▶ [Do this] Return every record below exactly as written, omitting any pictures.

▶ [Data supplied]
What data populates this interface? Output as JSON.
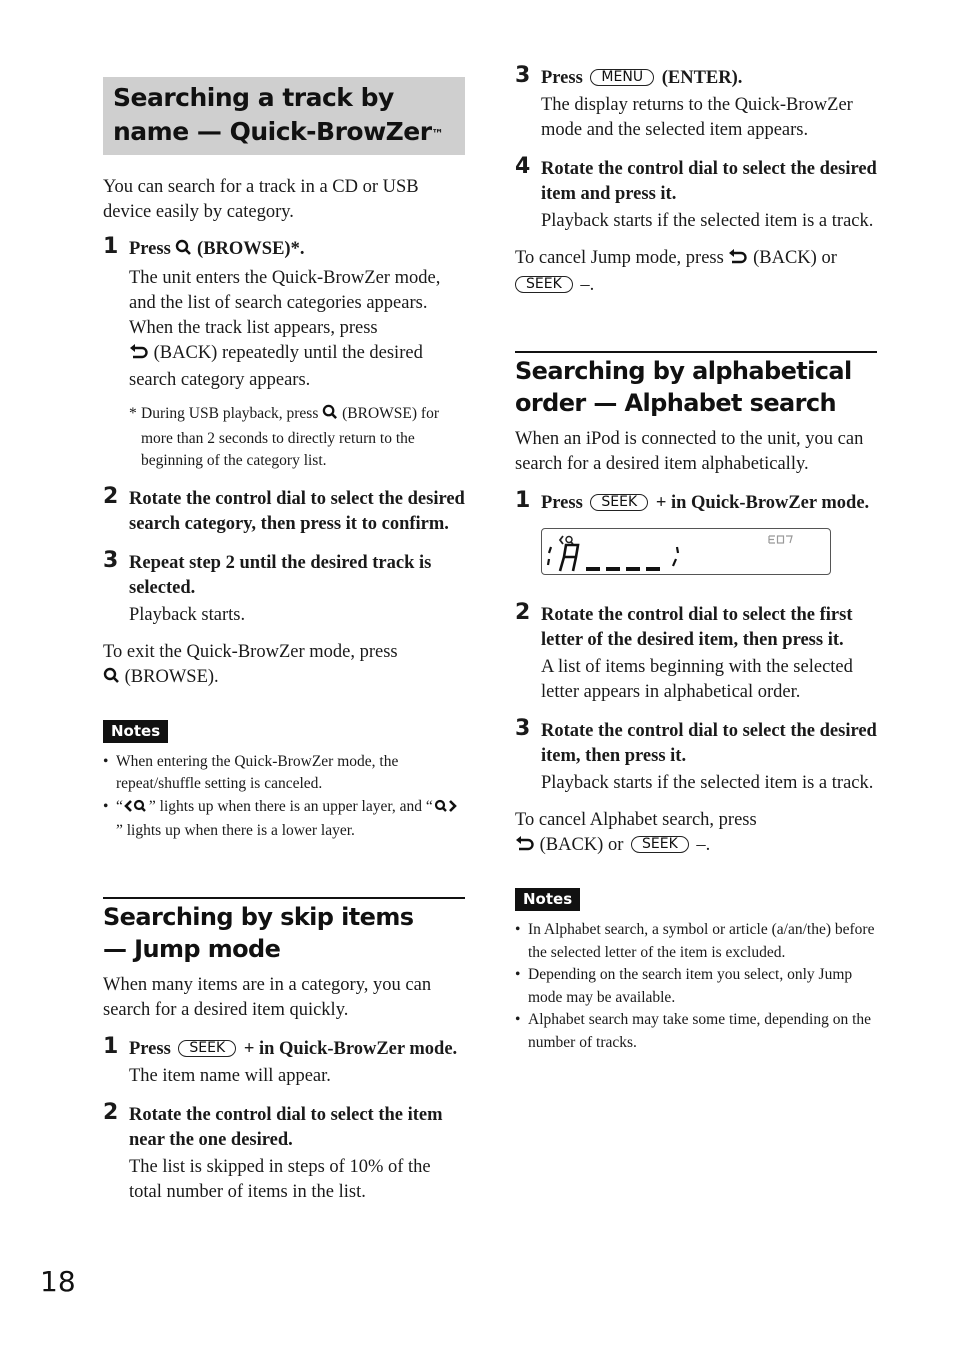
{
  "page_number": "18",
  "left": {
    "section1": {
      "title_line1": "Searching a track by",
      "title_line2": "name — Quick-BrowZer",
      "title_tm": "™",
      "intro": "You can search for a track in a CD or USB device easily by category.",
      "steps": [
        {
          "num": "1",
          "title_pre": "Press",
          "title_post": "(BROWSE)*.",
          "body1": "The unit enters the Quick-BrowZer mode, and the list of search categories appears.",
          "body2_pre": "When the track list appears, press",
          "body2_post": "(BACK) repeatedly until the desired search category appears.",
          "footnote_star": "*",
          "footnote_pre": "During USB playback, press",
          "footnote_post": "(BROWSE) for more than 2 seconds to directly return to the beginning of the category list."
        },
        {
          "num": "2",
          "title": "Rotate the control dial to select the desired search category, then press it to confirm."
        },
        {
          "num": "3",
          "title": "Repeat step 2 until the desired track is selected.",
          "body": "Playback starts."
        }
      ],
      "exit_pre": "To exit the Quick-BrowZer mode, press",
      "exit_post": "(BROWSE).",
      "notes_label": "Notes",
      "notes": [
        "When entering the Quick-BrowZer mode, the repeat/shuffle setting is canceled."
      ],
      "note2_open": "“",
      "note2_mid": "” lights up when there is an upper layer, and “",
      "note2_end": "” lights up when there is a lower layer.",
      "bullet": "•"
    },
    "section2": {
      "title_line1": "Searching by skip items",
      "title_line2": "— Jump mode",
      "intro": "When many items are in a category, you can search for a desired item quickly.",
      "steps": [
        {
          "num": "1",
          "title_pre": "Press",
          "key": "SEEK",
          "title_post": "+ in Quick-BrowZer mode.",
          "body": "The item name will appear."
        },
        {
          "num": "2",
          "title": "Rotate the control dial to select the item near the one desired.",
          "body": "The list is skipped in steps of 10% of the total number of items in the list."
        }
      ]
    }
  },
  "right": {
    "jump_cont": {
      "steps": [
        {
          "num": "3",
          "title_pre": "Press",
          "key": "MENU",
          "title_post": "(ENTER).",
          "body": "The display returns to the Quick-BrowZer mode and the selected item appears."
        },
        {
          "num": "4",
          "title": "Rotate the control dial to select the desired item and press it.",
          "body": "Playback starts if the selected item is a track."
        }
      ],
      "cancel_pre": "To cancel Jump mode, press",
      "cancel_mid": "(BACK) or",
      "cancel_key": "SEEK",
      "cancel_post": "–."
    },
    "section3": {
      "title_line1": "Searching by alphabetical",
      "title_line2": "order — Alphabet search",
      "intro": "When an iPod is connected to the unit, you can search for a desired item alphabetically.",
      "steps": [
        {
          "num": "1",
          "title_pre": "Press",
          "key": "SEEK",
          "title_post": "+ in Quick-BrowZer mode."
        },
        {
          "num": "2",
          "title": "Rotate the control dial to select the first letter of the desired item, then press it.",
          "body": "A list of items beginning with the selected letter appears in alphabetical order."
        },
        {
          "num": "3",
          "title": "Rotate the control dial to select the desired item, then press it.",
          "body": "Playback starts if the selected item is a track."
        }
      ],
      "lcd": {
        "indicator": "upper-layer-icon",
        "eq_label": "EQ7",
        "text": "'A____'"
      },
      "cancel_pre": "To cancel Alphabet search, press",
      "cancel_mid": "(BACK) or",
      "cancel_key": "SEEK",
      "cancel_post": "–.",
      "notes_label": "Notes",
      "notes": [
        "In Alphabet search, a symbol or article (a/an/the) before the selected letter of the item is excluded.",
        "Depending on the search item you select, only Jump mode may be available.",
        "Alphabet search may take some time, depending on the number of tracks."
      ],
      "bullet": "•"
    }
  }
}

▶ [Written solution]
What data populates this interface? Output as JSON.
{
  "page_number": "18",
  "left": {
    "section1": {
      "title_line1": "Searching a track by",
      "title_line2": "name — Quick-BrowZer",
      "title_tm": "™",
      "intro": "You can search for a track in a CD or USB device easily by category.",
      "steps": [
        {
          "num": "1",
          "title_pre": "Press",
          "title_post": "(BROWSE)*.",
          "body1": "The unit enters the Quick-BrowZer mode, and the list of search categories appears.",
          "body2_pre": "When the track list appears, press",
          "body2_post": "(BACK) repeatedly until the desired search category appears.",
          "footnote_star": "*",
          "footnote_pre": "During USB playback, press",
          "footnote_post": "(BROWSE) for more than 2 seconds to directly return to the beginning of the category list."
        },
        {
          "num": "2",
          "title": "Rotate the control dial to select the desired search category, then press it to confirm."
        },
        {
          "num": "3",
          "title": "Repeat step 2 until the desired track is selected.",
          "body": "Playback starts."
        }
      ],
      "exit_pre": "To exit the Quick-BrowZer mode, press",
      "exit_post": "(BROWSE).",
      "notes_label": "Notes",
      "notes": [
        "When entering the Quick-BrowZer mode, the repeat/shuffle setting is canceled."
      ],
      "note2_open": "“",
      "note2_mid": "” lights up when there is an upper layer, and “",
      "note2_end": "” lights up when there is a lower layer.",
      "bullet": "•"
    },
    "section2": {
      "title_line1": "Searching by skip items",
      "title_line2": "— Jump mode",
      "intro": "When many items are in a category, you can search for a desired item quickly.",
      "steps": [
        {
          "num": "1",
          "title_pre": "Press",
          "key": "SEEK",
          "title_post": "+ in Quick-BrowZer mode.",
          "body": "The item name will appear."
        },
        {
          "num": "2",
          "title": "Rotate the control dial to select the item near the one desired.",
          "body": "The list is skipped in steps of 10% of the total number of items in the list."
        }
      ]
    }
  },
  "right": {
    "jump_cont": {
      "steps": [
        {
          "num": "3",
          "title_pre": "Press",
          "key": "MENU",
          "title_post": "(ENTER).",
          "body": "The display returns to the Quick-BrowZer mode and the selected item appears."
        },
        {
          "num": "4",
          "title": "Rotate the control dial to select the desired item and press it.",
          "body": "Playback starts if the selected item is a track."
        }
      ],
      "cancel_pre": "To cancel Jump mode, press",
      "cancel_mid": "(BACK) or",
      "cancel_key": "SEEK",
      "cancel_post": "–."
    },
    "section3": {
      "title_line1": "Searching by alphabetical",
      "title_line2": "order — Alphabet search",
      "intro": "When an iPod is connected to the unit, you can search for a desired item alphabetically.",
      "steps": [
        {
          "num": "1",
          "title_pre": "Press",
          "key": "SEEK",
          "title_post": "+ in Quick-BrowZer mode."
        },
        {
          "num": "2",
          "title": "Rotate the control dial to select the first letter of the desired item, then press it.",
          "body": "A list of items beginning with the selected letter appears in alphabetical order."
        },
        {
          "num": "3",
          "title": "Rotate the control dial to select the desired item, then press it.",
          "body": "Playback starts if the selected item is a track."
        }
      ],
      "lcd": {
        "indicator": "upper-layer-icon",
        "eq_label": "EQ7",
        "text": "'A____'"
      },
      "cancel_pre": "To cancel Alphabet search, press",
      "cancel_mid": "(BACK) or",
      "cancel_key": "SEEK",
      "cancel_post": "–.",
      "notes_label": "Notes",
      "notes": [
        "In Alphabet search, a symbol or article (a/an/the) before the selected letter of the item is excluded.",
        "Depending on the search item you select, only Jump mode may be available.",
        "Alphabet search may take some time, depending on the number of tracks."
      ],
      "bullet": "•"
    }
  }
}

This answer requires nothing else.